» **Work instructions**
Pull every line holding the string "dword" from the records below.

» **The records**
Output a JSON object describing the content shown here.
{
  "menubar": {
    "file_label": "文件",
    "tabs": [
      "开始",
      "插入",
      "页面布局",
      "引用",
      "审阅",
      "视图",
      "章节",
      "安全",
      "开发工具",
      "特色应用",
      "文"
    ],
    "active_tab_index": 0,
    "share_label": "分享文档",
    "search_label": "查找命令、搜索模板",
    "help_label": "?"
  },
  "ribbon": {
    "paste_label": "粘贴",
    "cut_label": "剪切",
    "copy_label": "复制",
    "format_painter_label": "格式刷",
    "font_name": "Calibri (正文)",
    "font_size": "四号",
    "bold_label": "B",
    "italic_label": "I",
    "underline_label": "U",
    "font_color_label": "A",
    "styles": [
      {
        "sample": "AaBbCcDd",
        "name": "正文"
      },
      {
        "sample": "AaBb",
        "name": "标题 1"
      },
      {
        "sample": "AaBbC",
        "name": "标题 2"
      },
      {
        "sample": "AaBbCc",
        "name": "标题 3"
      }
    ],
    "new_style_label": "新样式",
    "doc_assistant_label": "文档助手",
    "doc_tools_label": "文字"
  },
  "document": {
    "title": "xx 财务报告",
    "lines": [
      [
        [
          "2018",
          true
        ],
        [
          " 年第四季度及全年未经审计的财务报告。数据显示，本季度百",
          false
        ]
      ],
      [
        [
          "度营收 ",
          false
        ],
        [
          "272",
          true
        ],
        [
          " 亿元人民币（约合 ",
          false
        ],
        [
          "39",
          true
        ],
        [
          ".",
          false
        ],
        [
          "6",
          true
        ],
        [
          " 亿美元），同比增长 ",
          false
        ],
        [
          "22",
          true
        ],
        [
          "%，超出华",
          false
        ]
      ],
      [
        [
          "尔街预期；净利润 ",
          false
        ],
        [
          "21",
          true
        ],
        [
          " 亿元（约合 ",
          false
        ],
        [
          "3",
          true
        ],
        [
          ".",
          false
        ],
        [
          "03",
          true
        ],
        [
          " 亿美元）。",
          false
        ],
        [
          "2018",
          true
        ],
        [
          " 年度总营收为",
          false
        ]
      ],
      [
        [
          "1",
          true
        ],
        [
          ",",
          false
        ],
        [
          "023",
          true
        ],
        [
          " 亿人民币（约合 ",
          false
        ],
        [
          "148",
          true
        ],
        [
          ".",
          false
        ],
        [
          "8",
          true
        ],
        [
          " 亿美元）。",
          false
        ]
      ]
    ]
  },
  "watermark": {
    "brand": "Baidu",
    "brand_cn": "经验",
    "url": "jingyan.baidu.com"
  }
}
...
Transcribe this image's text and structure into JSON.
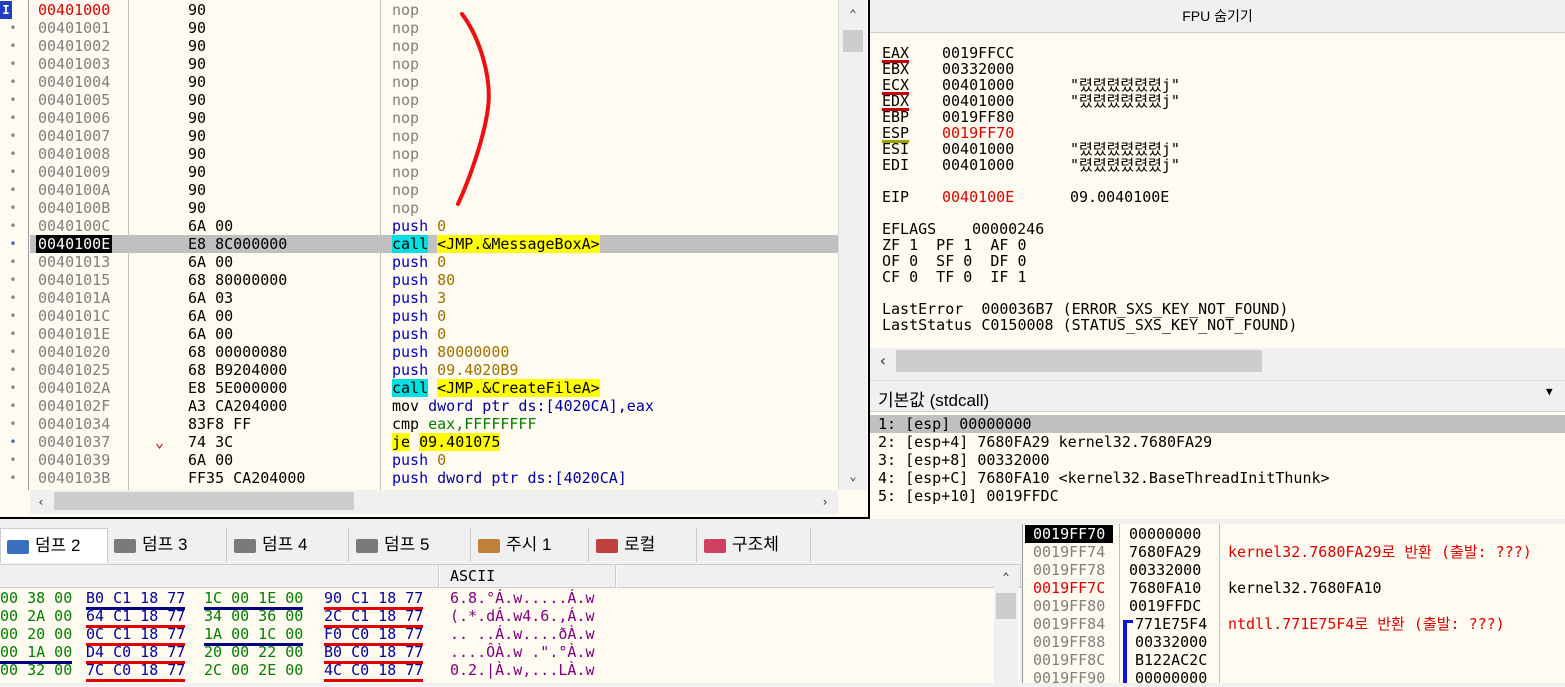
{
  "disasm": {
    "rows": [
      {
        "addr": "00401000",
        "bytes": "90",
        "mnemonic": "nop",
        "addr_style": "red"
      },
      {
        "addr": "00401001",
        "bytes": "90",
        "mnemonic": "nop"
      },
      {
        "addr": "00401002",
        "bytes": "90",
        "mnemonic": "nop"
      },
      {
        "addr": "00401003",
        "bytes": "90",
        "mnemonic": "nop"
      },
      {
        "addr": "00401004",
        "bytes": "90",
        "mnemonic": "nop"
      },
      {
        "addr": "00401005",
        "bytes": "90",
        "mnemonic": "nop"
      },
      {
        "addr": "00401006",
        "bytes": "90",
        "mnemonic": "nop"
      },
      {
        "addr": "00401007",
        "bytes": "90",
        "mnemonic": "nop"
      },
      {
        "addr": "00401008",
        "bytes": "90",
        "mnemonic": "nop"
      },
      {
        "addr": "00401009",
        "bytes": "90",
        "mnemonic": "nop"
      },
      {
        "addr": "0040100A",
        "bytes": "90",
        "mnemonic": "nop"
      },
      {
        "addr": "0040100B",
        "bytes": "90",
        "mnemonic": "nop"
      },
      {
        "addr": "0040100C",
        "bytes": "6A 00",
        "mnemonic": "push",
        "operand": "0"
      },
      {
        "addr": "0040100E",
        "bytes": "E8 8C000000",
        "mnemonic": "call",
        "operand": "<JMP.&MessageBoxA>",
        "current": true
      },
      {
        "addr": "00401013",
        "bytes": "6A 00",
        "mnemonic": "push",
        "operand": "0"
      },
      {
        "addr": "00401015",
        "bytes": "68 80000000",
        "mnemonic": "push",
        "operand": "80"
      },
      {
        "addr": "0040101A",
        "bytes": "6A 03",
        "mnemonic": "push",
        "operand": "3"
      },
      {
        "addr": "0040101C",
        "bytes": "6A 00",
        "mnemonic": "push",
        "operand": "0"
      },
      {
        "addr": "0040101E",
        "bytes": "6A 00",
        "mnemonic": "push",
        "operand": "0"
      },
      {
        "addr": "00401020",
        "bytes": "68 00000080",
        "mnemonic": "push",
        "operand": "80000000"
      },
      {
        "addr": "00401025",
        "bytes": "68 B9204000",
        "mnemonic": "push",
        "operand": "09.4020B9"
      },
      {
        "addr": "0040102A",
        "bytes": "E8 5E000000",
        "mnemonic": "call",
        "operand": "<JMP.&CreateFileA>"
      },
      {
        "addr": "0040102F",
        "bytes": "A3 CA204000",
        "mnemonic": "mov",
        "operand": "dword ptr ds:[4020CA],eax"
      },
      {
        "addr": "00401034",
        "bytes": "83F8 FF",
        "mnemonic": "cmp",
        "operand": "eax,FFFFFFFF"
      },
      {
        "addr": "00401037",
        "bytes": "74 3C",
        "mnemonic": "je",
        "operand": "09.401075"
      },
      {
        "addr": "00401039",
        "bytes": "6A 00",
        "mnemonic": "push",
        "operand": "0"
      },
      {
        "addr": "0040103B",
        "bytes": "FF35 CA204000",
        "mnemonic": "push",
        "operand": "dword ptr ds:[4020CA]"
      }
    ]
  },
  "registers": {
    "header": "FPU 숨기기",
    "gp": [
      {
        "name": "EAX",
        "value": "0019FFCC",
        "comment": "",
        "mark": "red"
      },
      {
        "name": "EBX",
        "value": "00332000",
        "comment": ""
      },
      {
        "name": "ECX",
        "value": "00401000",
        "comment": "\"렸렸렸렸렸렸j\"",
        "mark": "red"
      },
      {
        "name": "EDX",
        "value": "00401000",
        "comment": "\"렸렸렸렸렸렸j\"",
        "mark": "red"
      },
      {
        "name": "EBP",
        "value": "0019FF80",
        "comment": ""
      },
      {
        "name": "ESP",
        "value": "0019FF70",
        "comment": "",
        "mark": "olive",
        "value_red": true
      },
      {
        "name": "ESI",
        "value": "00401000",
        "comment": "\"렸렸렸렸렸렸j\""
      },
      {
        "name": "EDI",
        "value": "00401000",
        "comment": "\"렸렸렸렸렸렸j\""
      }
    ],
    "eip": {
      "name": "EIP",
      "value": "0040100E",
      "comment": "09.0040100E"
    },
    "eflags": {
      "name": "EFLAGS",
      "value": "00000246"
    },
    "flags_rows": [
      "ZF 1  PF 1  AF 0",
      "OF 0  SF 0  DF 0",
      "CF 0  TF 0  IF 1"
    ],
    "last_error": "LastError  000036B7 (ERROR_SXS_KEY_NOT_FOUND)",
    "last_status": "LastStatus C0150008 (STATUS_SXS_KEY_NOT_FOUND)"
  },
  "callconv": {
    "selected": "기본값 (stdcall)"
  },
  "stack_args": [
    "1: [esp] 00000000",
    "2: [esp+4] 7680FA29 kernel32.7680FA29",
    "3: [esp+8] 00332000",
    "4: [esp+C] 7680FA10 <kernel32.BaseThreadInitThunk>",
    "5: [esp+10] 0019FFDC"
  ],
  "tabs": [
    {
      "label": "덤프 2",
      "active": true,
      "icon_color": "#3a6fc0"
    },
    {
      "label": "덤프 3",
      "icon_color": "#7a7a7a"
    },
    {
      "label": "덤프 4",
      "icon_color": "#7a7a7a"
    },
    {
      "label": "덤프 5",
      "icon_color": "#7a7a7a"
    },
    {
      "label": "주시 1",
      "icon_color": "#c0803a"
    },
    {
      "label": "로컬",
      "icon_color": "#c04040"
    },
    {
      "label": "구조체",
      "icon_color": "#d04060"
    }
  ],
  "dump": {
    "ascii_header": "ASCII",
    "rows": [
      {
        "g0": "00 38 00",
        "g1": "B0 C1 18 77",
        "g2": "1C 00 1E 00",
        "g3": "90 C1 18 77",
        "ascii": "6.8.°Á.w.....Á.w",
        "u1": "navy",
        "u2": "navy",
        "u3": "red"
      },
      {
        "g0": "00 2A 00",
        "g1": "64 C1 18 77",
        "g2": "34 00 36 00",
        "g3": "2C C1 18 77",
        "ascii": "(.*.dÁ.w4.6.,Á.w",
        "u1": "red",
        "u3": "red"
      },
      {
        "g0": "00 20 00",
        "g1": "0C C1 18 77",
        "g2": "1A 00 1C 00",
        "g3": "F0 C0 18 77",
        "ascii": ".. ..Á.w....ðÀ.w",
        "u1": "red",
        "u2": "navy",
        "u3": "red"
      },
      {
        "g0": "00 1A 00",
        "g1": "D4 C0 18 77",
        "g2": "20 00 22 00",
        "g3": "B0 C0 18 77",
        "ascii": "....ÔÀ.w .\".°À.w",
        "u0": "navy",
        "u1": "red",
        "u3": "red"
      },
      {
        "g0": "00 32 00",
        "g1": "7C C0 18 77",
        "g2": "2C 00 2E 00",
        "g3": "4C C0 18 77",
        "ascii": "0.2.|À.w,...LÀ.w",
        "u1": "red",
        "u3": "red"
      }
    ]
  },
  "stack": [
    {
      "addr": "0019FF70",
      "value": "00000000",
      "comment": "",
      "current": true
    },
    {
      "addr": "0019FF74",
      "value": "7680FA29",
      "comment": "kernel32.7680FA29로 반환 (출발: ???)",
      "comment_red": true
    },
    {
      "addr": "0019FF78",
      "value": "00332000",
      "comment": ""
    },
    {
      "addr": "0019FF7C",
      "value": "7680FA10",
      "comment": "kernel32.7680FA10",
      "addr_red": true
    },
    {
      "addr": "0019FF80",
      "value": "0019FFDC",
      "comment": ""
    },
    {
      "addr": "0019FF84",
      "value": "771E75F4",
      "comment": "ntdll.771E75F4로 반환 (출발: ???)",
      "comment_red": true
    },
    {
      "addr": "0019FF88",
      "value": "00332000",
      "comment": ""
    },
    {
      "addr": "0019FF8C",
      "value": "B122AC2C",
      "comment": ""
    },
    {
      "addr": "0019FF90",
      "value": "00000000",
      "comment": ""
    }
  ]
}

» **Output of the task**
        "operand": "dword ptr ds:[4020CA],eax"
        "operand": "dword ptr ds:[4020CA]"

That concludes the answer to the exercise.